= Data =
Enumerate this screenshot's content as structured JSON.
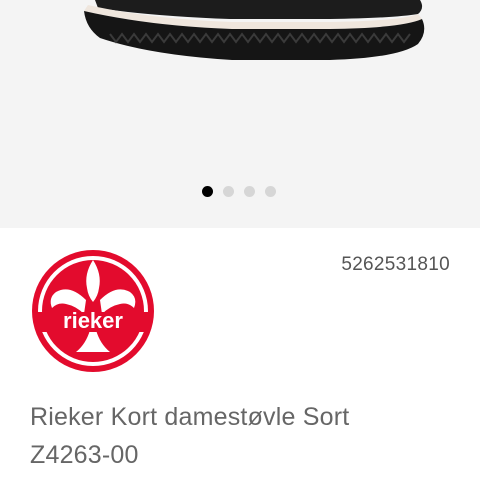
{
  "gallery": {
    "image_icon": "boot-image",
    "slides": 4,
    "active_index": 0
  },
  "product": {
    "number": "5262531810",
    "brand_logo_text": "rieker",
    "brand_color": "#e30b2d",
    "title_line1": "Rieker Kort damestøvle Sort",
    "title_line2": "Z4263-00"
  }
}
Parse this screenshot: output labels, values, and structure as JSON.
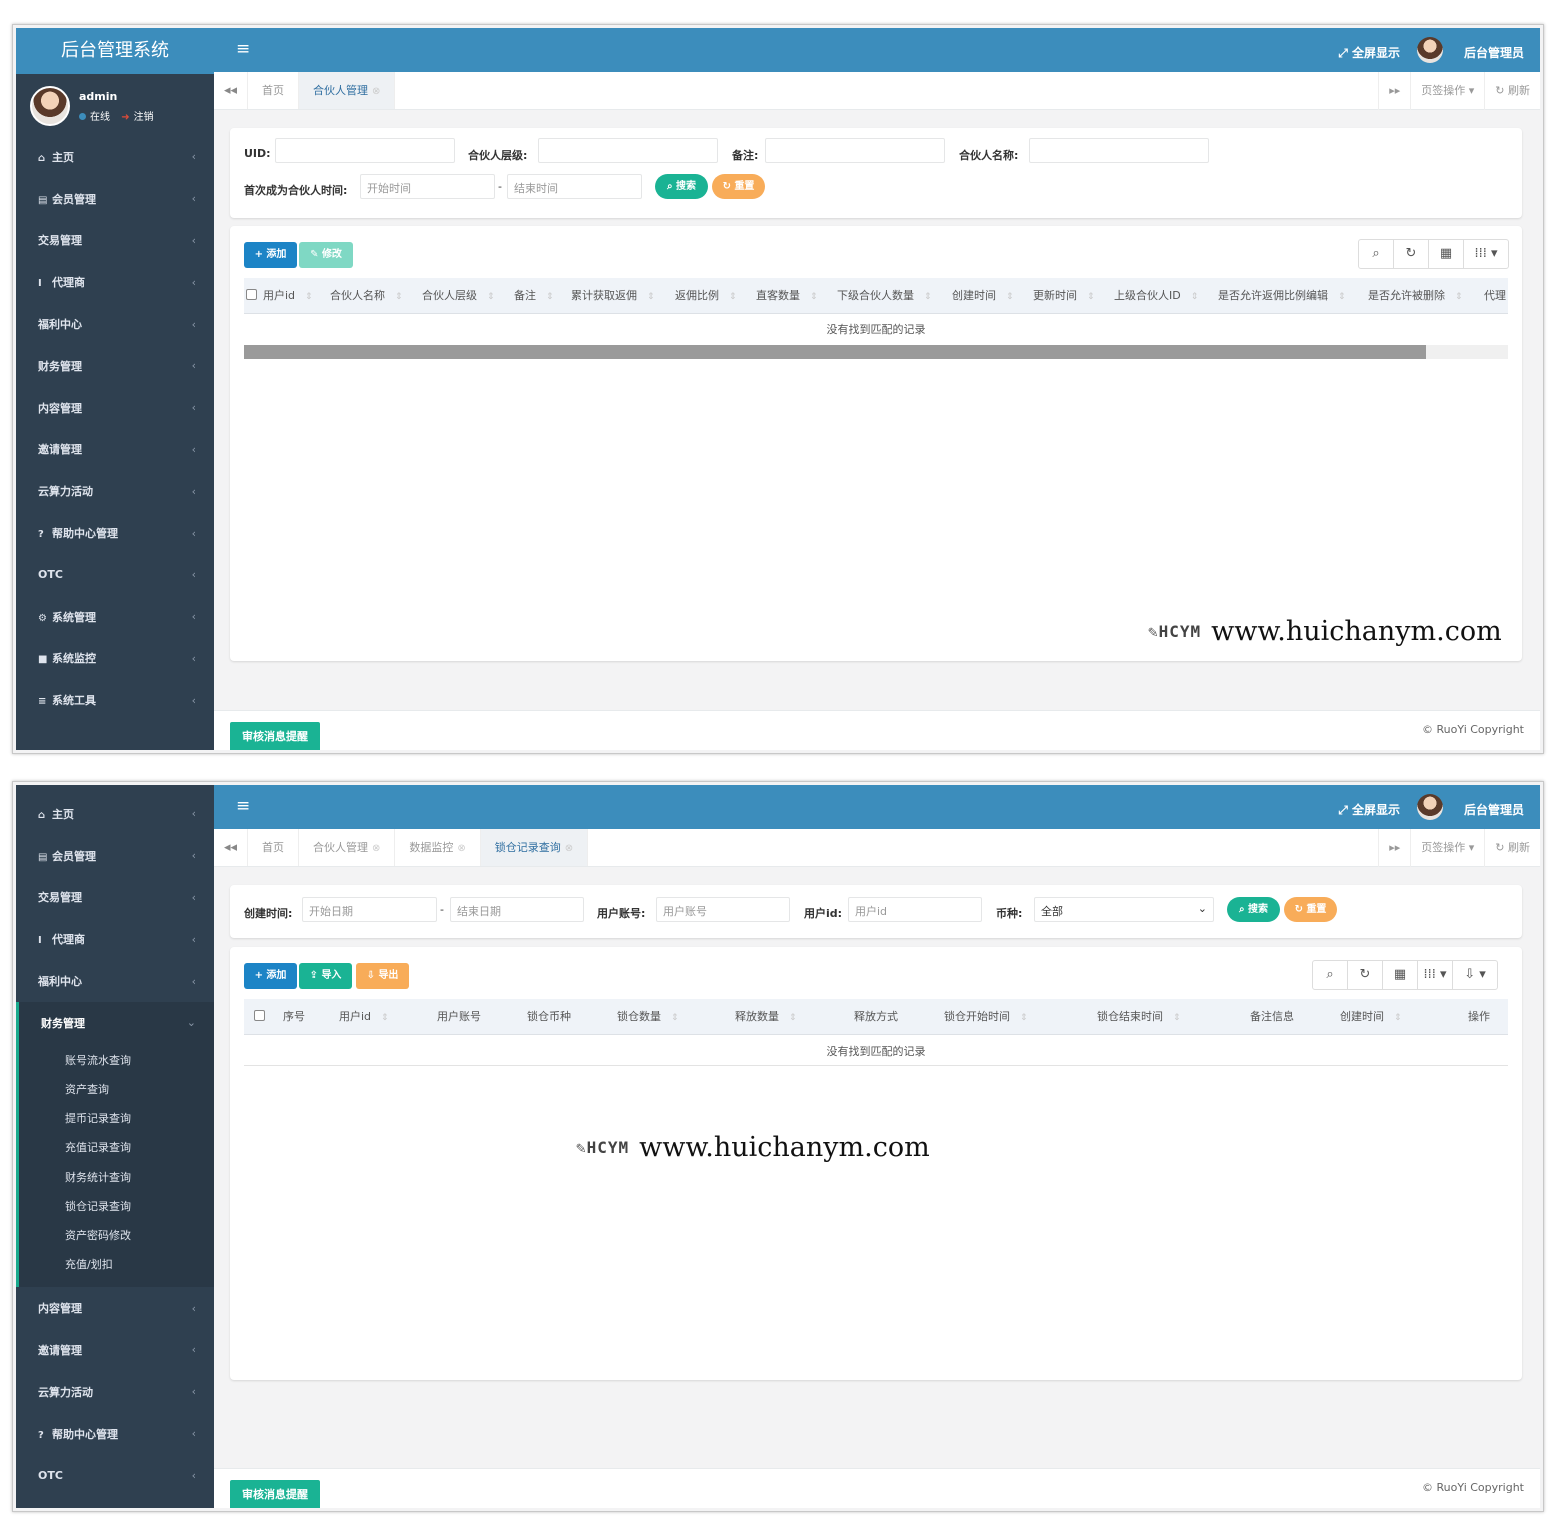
{
  "brand": "后台管理系统",
  "user": {
    "name": "admin",
    "status": "在线",
    "logout": "注销"
  },
  "topbar": {
    "menu_icon": "≡",
    "fullscreen": "全屏显示",
    "admin": "后台管理员"
  },
  "tabbar": {
    "prev_icon": "◂◂",
    "next_icon": "▸▸",
    "page_ops": "页签操作 ▾",
    "refresh": "刷新"
  },
  "sidebar1": [
    {
      "icon": "home-icon",
      "glyph": "⌂",
      "label": "主页"
    },
    {
      "icon": "id-card-icon",
      "glyph": "▤",
      "label": "会员管理"
    },
    {
      "icon": "",
      "glyph": "",
      "label": "交易管理"
    },
    {
      "icon": "agent-icon",
      "glyph": "I",
      "label": "代理商"
    },
    {
      "icon": "",
      "glyph": "",
      "label": "福利中心"
    },
    {
      "icon": "",
      "glyph": "",
      "label": "财务管理"
    },
    {
      "icon": "",
      "glyph": "",
      "label": "内容管理"
    },
    {
      "icon": "",
      "glyph": "",
      "label": "邀请管理"
    },
    {
      "icon": "",
      "glyph": "",
      "label": "云算力活动"
    },
    {
      "icon": "question-icon",
      "glyph": "?",
      "label": "帮助中心管理"
    },
    {
      "icon": "",
      "glyph": "",
      "label": "OTC"
    },
    {
      "icon": "gear-icon",
      "glyph": "⚙",
      "label": "系统管理"
    },
    {
      "icon": "video-icon",
      "glyph": "■",
      "label": "系统监控"
    },
    {
      "icon": "bars-icon",
      "glyph": "≡",
      "label": "系统工具"
    }
  ],
  "screen1": {
    "tabs": [
      {
        "label": "首页",
        "closable": false
      },
      {
        "label": "合伙人管理",
        "closable": true
      }
    ],
    "search": {
      "uid_label": "UID:",
      "level_label": "合伙人层级:",
      "remark_label": "备注:",
      "name_label": "合伙人名称:",
      "time_label": "首次成为合伙人时间:",
      "start_placeholder": "开始时间",
      "end_placeholder": "结束时间",
      "dash": "-",
      "search_btn": "搜索",
      "reset_btn": "重置"
    },
    "toolbar": {
      "add": "+ 添加",
      "edit": "修改"
    },
    "columns": [
      "用户id",
      "合伙人名称",
      "合伙人层级",
      "备注",
      "累计获取返佣",
      "返佣比例",
      "直客数量",
      "下级合伙人数量",
      "创建时间",
      "更新时间",
      "上级合伙人ID",
      "是否允许返佣比例编辑",
      "是否允许被删除",
      "代理"
    ],
    "empty": "没有找到匹配的记录"
  },
  "sidebar2_top": [
    {
      "icon": "home-icon",
      "glyph": "⌂",
      "label": "主页"
    },
    {
      "icon": "id-card-icon",
      "glyph": "▤",
      "label": "会员管理"
    },
    {
      "icon": "",
      "glyph": "",
      "label": "交易管理"
    },
    {
      "icon": "agent-icon",
      "glyph": "I",
      "label": "代理商"
    },
    {
      "icon": "",
      "glyph": "",
      "label": "福利中心"
    }
  ],
  "sidebar2_active": "财务管理",
  "sidebar2_sub": [
    "账号流水查询",
    "资产查询",
    "提币记录查询",
    "充值记录查询",
    "财务统计查询",
    "锁仓记录查询",
    "资产密码修改",
    "充值/划扣"
  ],
  "sidebar2_bottom": [
    {
      "icon": "",
      "glyph": "",
      "label": "内容管理"
    },
    {
      "icon": "",
      "glyph": "",
      "label": "邀请管理"
    },
    {
      "icon": "",
      "glyph": "",
      "label": "云算力活动"
    },
    {
      "icon": "question-icon",
      "glyph": "?",
      "label": "帮助中心管理"
    },
    {
      "icon": "",
      "glyph": "",
      "label": "OTC"
    }
  ],
  "screen2": {
    "tabs": [
      {
        "label": "首页",
        "closable": false
      },
      {
        "label": "合伙人管理",
        "closable": true
      },
      {
        "label": "数据监控",
        "closable": true
      },
      {
        "label": "锁仓记录查询",
        "closable": true
      }
    ],
    "search": {
      "time_label": "创建时间:",
      "start_placeholder": "开始日期",
      "end_placeholder": "结束日期",
      "dash": "-",
      "account_label": "用户账号:",
      "account_placeholder": "用户账号",
      "uid_label": "用户id:",
      "uid_placeholder": "用户id",
      "coin_label": "币种:",
      "coin_value": "全部",
      "search_btn": "搜索",
      "reset_btn": "重置"
    },
    "toolbar": {
      "add": "+ 添加",
      "import": "导入",
      "export": "导出"
    },
    "columns": [
      "序号",
      "用户id",
      "用户账号",
      "锁仓币种",
      "锁仓数量",
      "释放数量",
      "释放方式",
      "锁仓开始时间",
      "锁仓结束时间",
      "备注信息",
      "创建时间",
      "操作"
    ],
    "empty": "没有找到匹配的记录"
  },
  "watermark": {
    "logo": "HCYM",
    "url": "www.huichanym.com"
  },
  "footer": {
    "audit": "审核消息提醒",
    "copyright": "© RuoYi Copyright"
  },
  "colors": {
    "primary": "#3c8dbc",
    "sidebar": "#2f4050",
    "green": "#1ab394",
    "orange": "#f8ac59",
    "blue_btn": "#1c84c6"
  }
}
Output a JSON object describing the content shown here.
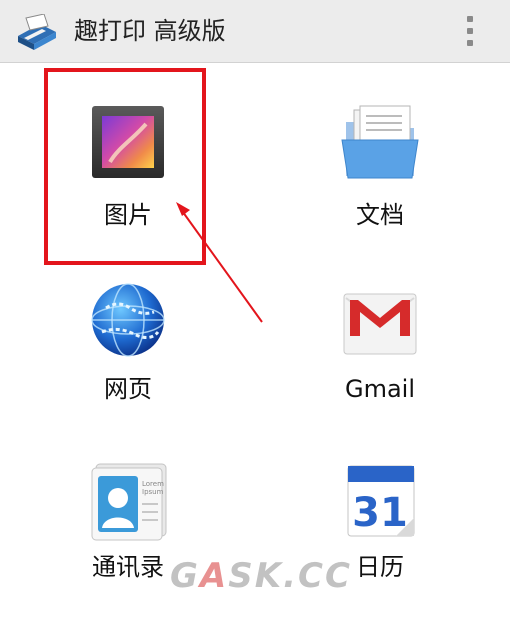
{
  "app": {
    "title": "趣打印 高级版"
  },
  "tiles": [
    {
      "label": "图片",
      "icon": "photo-gallery-icon"
    },
    {
      "label": "文档",
      "icon": "folder-document-icon"
    },
    {
      "label": "网页",
      "icon": "globe-icon"
    },
    {
      "label": "Gmail",
      "icon": "gmail-icon"
    },
    {
      "label": "通讯录",
      "icon": "contacts-icon"
    },
    {
      "label": "日历",
      "icon": "calendar-icon"
    }
  ],
  "calendar_icon_day": "31",
  "contacts_icon_text": [
    "Lorem",
    "Ipsum"
  ],
  "annotation": {
    "highlight_color": "#e3151c"
  },
  "watermark": {
    "part1": "G",
    "accent": "A",
    "part2": "SK.CC"
  }
}
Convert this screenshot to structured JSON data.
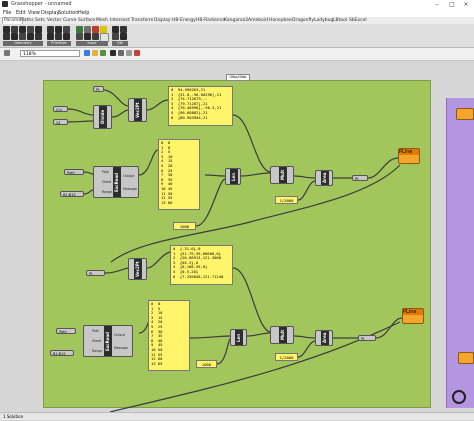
{
  "window": {
    "title": "Grasshopper - unnamed",
    "minimize": "–",
    "maximize": "□",
    "close": "×"
  },
  "menu": [
    "File",
    "Edit",
    "View",
    "Display",
    "Solution",
    "Help"
  ],
  "tabs": [
    "Params",
    "Maths",
    "Sets",
    "Vector",
    "Curve",
    "Surface",
    "Mesh",
    "Intersect",
    "Transform",
    "Display",
    "HB-Energy",
    "HB-Radiance",
    "Kangaroo2",
    "Ameboid",
    "Honeybee",
    "Dragonfly",
    "Ladybug",
    "LBtool",
    "SbExcel"
  ],
  "ribbon_groups": [
    "Geometry",
    "Primitive",
    "Input",
    "Util"
  ],
  "zoom": "118%",
  "group_label": "Ulbo/Ulbb",
  "panels": {
    "p1": "0  94.590263,21\n1  {51.0,-96.60296],21\n2  {74.712679,--\n3  {79.71287},21\n4  {76.40596},-96.3,21\n5  {96.60882},21\n6  {80.903904,21",
    "p2": "0  0\n1  0\n2  5\n3  10\n4  15\n5  20\n6  25\n7  30\n8  35\n9  40\n10 45\n11 50\n12 55\n13 60",
    "p3": "1000",
    "p4": "1/2000",
    "p5": "0  {-31.0},0\n1  {51.79,59.60000,0}\n2  {26.68913,121.3088\n3  {04.3},0\n4  {0,168.59,0}\n5  {0.5,20}\n6  {7.250846,121.71240",
    "p6": "0  0\n1  5\n2  10\n3  15\n4  20\n5  25\n6  30\n7  35\n8  40\n9  45\n10 50\n11 55\n12 60\n13 65",
    "p7": "1000",
    "p8": "1/2000"
  },
  "components": {
    "cDiv1": "Divide",
    "cVec1": "Vec2Pt",
    "cExcel1": "ExcRead",
    "cLen1": "Len",
    "cMul1": "Mult",
    "cArea1": "Area",
    "cMove1": "Move",
    "cPline1": "PLine",
    "cVec2": "Vec2Pt",
    "cExcel2": "ExcRead",
    "cLen2": "Len",
    "cMul2": "Mult",
    "cArea2": "Area",
    "cMove2": "Move",
    "cPline2": "PLine"
  },
  "params": {
    "crv": "Crv",
    "n": "24",
    "pt1": "Pt",
    "path1": "Path",
    "b1": "B1:B15",
    "pt2": "Pt",
    "path2": "Path",
    "b2": "B1:B15",
    "pt3": "Pt",
    "pt4": "Pt"
  },
  "param_labels": {
    "excel_in": [
      "Path",
      "Sheet",
      "Range"
    ],
    "excel_out": [
      "Output",
      "Message"
    ]
  },
  "status": "1 Solution"
}
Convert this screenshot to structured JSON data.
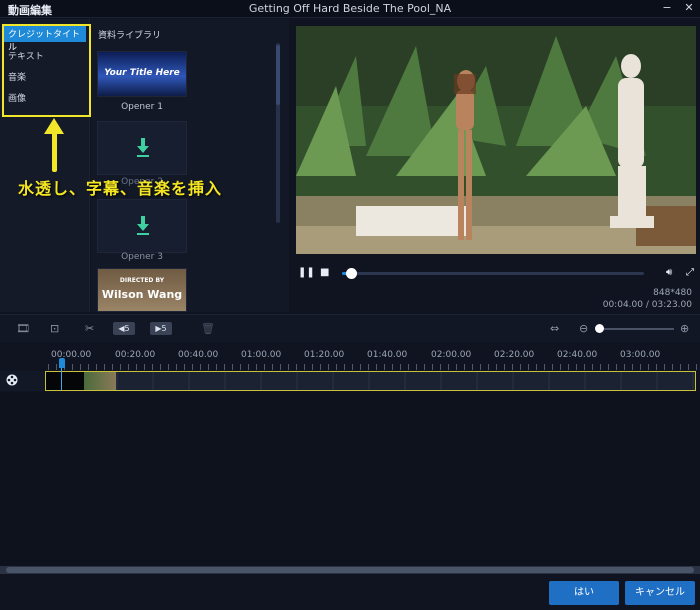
{
  "titlebar": {
    "app_title": "動画編集",
    "window_title": "Getting Off Hard Beside The Pool_NA",
    "minimize": "−",
    "close": "✕"
  },
  "categories": [
    {
      "label": "クレジットタイトル",
      "active": true
    },
    {
      "label": "テキスト",
      "active": false
    },
    {
      "label": "音楽",
      "active": false
    },
    {
      "label": "画像",
      "active": false
    }
  ],
  "annotation": "水透し、字幕、音楽を挿入",
  "library": {
    "header": "資料ライブラリ",
    "items": [
      {
        "type": "title",
        "text": "Your Title Here",
        "label": "Opener 1"
      },
      {
        "type": "download",
        "label": "Opener 2"
      },
      {
        "type": "download",
        "label": "Opener 3"
      },
      {
        "type": "credit",
        "small": "DIRECTED BY",
        "big": "Wilson Wang"
      }
    ]
  },
  "player": {
    "resolution": "848*480",
    "timecode": "00:04.00 / 03:23.00",
    "progress": 0.03
  },
  "timeline": {
    "ticks": [
      "00:00.00",
      "00:20.00",
      "00:40.00",
      "01:00.00",
      "01:20.00",
      "01:40.00",
      "02:00.00",
      "02:20.00",
      "02:40.00",
      "03:00.00"
    ],
    "rewind_label": "◀5",
    "forward_label": "▶5"
  },
  "footer": {
    "ok": "はい",
    "cancel": "キャンセル"
  },
  "colors": {
    "accent": "#1e8ad8",
    "highlight": "#f2e62a",
    "button": "#1f6fc4"
  }
}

= Exercise brief =
Find the word "content" in the entries above and gather every line that holds it.

= Written solution =
Enumerate this screenshot's content as structured JSON.
Output a JSON object describing the content shown here.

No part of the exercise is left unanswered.